- **EXERCISE INPUTS**
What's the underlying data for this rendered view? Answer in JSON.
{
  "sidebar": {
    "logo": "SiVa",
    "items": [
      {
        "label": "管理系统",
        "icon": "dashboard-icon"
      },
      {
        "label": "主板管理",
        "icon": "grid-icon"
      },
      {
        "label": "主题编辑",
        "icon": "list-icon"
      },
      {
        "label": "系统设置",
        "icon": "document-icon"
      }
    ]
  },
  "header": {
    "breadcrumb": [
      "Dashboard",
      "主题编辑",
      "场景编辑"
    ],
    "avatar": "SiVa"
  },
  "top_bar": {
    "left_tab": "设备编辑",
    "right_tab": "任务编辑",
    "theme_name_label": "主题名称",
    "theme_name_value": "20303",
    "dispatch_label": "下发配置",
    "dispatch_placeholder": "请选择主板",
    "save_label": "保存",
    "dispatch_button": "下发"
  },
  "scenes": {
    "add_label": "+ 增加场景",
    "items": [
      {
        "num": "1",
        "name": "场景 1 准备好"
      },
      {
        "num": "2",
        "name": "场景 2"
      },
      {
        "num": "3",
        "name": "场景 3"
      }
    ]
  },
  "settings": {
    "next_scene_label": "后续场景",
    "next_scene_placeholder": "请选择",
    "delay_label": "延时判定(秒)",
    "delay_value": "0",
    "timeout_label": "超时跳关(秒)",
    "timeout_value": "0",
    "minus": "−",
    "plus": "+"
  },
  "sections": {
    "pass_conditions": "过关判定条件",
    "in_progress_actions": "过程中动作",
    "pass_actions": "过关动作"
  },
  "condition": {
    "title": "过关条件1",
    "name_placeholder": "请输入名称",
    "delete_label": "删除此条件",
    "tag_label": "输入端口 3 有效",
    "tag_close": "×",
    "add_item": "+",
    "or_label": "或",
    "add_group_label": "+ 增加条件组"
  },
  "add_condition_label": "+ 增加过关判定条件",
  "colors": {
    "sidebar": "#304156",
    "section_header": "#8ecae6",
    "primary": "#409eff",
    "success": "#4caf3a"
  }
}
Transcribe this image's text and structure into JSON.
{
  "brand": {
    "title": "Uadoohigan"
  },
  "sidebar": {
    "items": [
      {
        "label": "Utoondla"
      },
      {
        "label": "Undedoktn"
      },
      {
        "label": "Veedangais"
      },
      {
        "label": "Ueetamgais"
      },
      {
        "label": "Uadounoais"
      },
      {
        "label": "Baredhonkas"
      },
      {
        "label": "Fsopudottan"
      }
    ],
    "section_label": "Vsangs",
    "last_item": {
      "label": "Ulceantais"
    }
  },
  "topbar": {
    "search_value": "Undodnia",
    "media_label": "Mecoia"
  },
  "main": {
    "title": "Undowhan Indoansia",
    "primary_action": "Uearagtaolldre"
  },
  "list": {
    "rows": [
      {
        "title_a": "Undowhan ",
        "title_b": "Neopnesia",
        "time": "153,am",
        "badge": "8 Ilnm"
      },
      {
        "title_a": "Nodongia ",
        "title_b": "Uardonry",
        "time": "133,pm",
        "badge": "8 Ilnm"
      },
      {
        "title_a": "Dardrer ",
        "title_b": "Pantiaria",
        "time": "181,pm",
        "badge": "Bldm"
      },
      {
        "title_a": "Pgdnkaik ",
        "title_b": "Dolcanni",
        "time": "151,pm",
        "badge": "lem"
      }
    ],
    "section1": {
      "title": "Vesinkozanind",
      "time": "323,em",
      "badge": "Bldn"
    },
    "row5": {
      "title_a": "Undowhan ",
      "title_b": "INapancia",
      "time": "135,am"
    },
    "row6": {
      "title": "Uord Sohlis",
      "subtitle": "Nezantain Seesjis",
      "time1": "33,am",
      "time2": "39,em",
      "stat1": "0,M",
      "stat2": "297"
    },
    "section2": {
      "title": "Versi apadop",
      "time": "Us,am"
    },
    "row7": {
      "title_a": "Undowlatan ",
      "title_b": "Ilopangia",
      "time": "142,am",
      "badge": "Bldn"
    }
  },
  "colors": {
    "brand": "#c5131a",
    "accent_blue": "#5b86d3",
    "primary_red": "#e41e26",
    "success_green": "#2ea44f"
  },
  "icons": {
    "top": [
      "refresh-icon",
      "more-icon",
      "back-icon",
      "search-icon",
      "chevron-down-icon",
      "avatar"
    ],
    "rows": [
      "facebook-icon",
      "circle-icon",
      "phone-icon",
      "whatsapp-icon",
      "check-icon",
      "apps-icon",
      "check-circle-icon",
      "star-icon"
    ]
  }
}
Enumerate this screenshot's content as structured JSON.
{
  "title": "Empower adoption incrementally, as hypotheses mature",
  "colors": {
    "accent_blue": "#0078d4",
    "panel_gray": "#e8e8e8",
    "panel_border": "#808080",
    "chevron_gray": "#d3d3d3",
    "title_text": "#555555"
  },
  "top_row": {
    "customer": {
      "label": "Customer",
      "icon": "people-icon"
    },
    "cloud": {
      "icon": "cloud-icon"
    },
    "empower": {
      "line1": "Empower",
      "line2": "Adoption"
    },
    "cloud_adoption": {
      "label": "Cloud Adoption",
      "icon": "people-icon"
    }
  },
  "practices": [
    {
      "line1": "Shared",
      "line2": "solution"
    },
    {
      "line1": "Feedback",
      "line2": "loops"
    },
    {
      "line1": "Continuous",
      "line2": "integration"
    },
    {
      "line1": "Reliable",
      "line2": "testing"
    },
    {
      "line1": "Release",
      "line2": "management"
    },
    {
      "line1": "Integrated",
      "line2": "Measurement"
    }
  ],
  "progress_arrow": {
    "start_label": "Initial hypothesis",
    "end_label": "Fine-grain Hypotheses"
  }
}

- **PROBLEM STATEMENT**
Each line above is to be repeated exactly.

- **EXERCISE OUTPUT**
What's the underlying data for this rendered view? Answer in JSON.
{
  "sidebar": {
    "logo": "SiVa",
    "items": [
      {
        "label": "管理系统",
        "icon": "dashboard-icon"
      },
      {
        "label": "主板管理",
        "icon": "grid-icon"
      },
      {
        "label": "主题编辑",
        "icon": "list-icon"
      },
      {
        "label": "系统设置",
        "icon": "document-icon"
      }
    ]
  },
  "header": {
    "breadcrumb": [
      "Dashboard",
      "主题编辑",
      "场景编辑"
    ],
    "avatar": "SiVa"
  },
  "top_bar": {
    "left_tab": "设备编辑",
    "right_tab": "任务编辑",
    "theme_name_label": "主题名称",
    "theme_name_value": "20303",
    "dispatch_label": "下发配置",
    "dispatch_placeholder": "请选择主板",
    "save_label": "保存",
    "dispatch_button": "下发"
  },
  "scenes": {
    "add_label": "+ 增加场景",
    "items": [
      {
        "num": "1",
        "name": "场景 1 准备好"
      },
      {
        "num": "2",
        "name": "场景 2"
      },
      {
        "num": "3",
        "name": "场景 3"
      }
    ]
  },
  "settings": {
    "next_scene_label": "后续场景",
    "next_scene_placeholder": "请选择",
    "delay_label": "延时判定(秒)",
    "delay_value": "0",
    "timeout_label": "超时跳关(秒)",
    "timeout_value": "0",
    "minus": "−",
    "plus": "+"
  },
  "sections": {
    "pass_conditions": "过关判定条件",
    "in_progress_actions": "过程中动作",
    "pass_actions": "过关动作"
  },
  "condition": {
    "title": "过关条件1",
    "name_placeholder": "请输入名称",
    "delete_label": "删除此条件",
    "tag_label": "输入端口 3 有效",
    "tag_close": "×",
    "add_item": "+",
    "or_label": "或",
    "add_group_label": "+ 增加条件组"
  },
  "add_condition_label": "+ 增加过关判定条件",
  "colors": {
    "sidebar": "#304156",
    "section_header": "#8ecae6",
    "primary": "#409eff",
    "success": "#4caf3a"
  }
}
Transcribe this image's text and structure into JSON.
{
  "brand": {
    "title": "Uadoohigan"
  },
  "sidebar": {
    "items": [
      {
        "label": "Utoondla"
      },
      {
        "label": "Undedoktn"
      },
      {
        "label": "Veedangais"
      },
      {
        "label": "Ueetamgais"
      },
      {
        "label": "Uadounoais"
      },
      {
        "label": "Baredhonkas"
      },
      {
        "label": "Fsopudottan"
      }
    ],
    "section_label": "Vsangs",
    "last_item": {
      "label": "Ulceantais"
    }
  },
  "topbar": {
    "search_value": "Undodnia",
    "media_label": "Mecoia"
  },
  "main": {
    "title": "Undowhan Indoansia",
    "primary_action": "Uearagtaolldre"
  },
  "list": {
    "rows": [
      {
        "title_a": "Undowhan ",
        "title_b": "Neopnesia",
        "time": "153,am",
        "badge": "8 Ilnm"
      },
      {
        "title_a": "Nodongia ",
        "title_b": "Uardonry",
        "time": "133,pm",
        "badge": "8 Ilnm"
      },
      {
        "title_a": "Dardrer ",
        "title_b": "Pantiaria",
        "time": "181,pm",
        "badge": "Bldm"
      },
      {
        "title_a": "Pgdnkaik ",
        "title_b": "Dolcanni",
        "time": "151,pm",
        "badge": "lem"
      }
    ],
    "section1": {
      "title": "Vesinkozanind",
      "time": "323,em",
      "badge": "Bldn"
    },
    "row5": {
      "title_a": "Undowhan ",
      "title_b": "INapancia",
      "time": "135,am"
    },
    "row6": {
      "title": "Uord Sohlis",
      "subtitle": "Nezantain Seesjis",
      "time1": "33,am",
      "time2": "39,em",
      "stat1": "0,M",
      "stat2": "297"
    },
    "section2": {
      "title": "Versi apadop",
      "time": "Us,am"
    },
    "row7": {
      "title_a": "Undowlatan ",
      "title_b": "Ilopangia",
      "time": "142,am",
      "badge": "Bldn"
    }
  },
  "colors": {
    "brand": "#c5131a",
    "accent_blue": "#5b86d3",
    "primary_red": "#e41e26",
    "success_green": "#2ea44f"
  },
  "icons": {
    "top": [
      "refresh-icon",
      "more-icon",
      "back-icon",
      "search-icon",
      "chevron-down-icon",
      "avatar"
    ],
    "rows": [
      "facebook-icon",
      "circle-icon",
      "phone-icon",
      "whatsapp-icon",
      "check-icon",
      "apps-icon",
      "check-circle-icon",
      "star-icon"
    ]
  }
}
Enumerate this screenshot's content as structured JSON.
{
  "title": "Empower adoption incrementally, as hypotheses mature",
  "colors": {
    "accent_blue": "#0078d4",
    "panel_gray": "#e8e8e8",
    "panel_border": "#808080",
    "chevron_gray": "#d3d3d3",
    "title_text": "#555555"
  },
  "top_row": {
    "customer": {
      "label": "Customer",
      "icon": "people-icon"
    },
    "cloud": {
      "icon": "cloud-icon"
    },
    "empower": {
      "line1": "Empower",
      "line2": "Adoption"
    },
    "cloud_adoption": {
      "label": "Cloud Adoption",
      "icon": "people-icon"
    }
  },
  "practices": [
    {
      "line1": "Shared",
      "line2": "solution"
    },
    {
      "line1": "Feedback",
      "line2": "loops"
    },
    {
      "line1": "Continuous",
      "line2": "integration"
    },
    {
      "line1": "Reliable",
      "line2": "testing"
    },
    {
      "line1": "Release",
      "line2": "management"
    },
    {
      "line1": "Integrated",
      "line2": "Measurement"
    }
  ],
  "progress_arrow": {
    "start_label": "Initial hypothesis",
    "end_label": "Fine-grain Hypotheses"
  }
}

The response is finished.